• WORK REQUIRED:
Say how many lines include the word "plain", using only a number.

• Entries from a dataset:
========
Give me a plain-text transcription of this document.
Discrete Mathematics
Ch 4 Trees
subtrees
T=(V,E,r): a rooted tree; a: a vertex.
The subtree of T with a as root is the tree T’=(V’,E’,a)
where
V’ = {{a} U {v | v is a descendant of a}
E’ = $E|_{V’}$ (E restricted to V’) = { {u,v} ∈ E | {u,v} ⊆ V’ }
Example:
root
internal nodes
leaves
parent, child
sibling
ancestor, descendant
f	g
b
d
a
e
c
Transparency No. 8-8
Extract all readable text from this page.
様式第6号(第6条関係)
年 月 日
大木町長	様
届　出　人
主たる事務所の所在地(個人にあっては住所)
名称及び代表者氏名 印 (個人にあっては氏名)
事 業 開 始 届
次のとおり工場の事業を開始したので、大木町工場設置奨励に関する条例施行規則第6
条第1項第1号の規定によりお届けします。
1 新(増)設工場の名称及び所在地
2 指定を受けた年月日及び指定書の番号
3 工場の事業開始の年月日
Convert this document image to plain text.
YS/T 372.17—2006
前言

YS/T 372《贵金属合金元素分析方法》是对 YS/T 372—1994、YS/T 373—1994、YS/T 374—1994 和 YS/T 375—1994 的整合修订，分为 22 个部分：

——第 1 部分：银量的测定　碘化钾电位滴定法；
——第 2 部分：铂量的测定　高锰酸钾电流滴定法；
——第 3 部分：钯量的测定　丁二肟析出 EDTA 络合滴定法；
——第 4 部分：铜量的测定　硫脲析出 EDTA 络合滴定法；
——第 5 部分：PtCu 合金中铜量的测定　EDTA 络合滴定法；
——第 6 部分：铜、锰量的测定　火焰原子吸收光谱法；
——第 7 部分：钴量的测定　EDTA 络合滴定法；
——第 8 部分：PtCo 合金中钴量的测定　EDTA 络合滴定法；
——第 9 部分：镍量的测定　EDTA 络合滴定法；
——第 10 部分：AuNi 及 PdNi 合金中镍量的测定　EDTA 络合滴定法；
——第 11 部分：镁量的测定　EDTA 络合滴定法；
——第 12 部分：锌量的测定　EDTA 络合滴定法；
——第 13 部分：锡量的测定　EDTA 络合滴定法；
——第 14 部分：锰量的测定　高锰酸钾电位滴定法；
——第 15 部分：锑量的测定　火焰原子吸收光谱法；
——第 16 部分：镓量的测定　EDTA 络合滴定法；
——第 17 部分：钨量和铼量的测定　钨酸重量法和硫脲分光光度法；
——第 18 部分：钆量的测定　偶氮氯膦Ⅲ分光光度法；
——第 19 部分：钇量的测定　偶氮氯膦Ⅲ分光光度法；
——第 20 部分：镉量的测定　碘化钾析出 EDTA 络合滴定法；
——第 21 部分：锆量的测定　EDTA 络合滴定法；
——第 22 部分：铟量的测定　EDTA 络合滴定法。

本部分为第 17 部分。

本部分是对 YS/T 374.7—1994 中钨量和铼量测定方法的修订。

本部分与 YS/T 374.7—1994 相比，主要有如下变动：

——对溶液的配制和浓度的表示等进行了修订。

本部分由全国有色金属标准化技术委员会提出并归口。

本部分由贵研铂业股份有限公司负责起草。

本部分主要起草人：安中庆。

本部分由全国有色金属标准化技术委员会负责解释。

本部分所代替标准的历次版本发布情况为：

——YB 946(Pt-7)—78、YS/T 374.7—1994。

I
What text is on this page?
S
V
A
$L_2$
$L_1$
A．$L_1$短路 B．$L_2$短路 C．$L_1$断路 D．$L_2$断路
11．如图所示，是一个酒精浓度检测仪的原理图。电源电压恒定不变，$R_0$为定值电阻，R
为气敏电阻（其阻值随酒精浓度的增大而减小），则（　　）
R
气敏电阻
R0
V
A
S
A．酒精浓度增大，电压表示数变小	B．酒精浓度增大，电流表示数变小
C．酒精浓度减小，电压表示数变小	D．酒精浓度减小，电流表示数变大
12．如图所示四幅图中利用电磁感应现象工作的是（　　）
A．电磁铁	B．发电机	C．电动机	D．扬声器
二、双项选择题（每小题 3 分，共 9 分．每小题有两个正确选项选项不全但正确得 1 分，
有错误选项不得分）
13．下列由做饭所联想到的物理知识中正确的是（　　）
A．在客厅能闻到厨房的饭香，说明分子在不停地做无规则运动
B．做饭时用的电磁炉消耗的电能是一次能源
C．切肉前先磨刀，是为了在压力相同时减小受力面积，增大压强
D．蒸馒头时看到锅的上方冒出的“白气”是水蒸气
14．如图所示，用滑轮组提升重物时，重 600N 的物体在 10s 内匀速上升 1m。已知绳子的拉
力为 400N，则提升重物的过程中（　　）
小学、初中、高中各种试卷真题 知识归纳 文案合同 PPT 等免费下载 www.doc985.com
========
• ANSWER TO THIS TASK:
2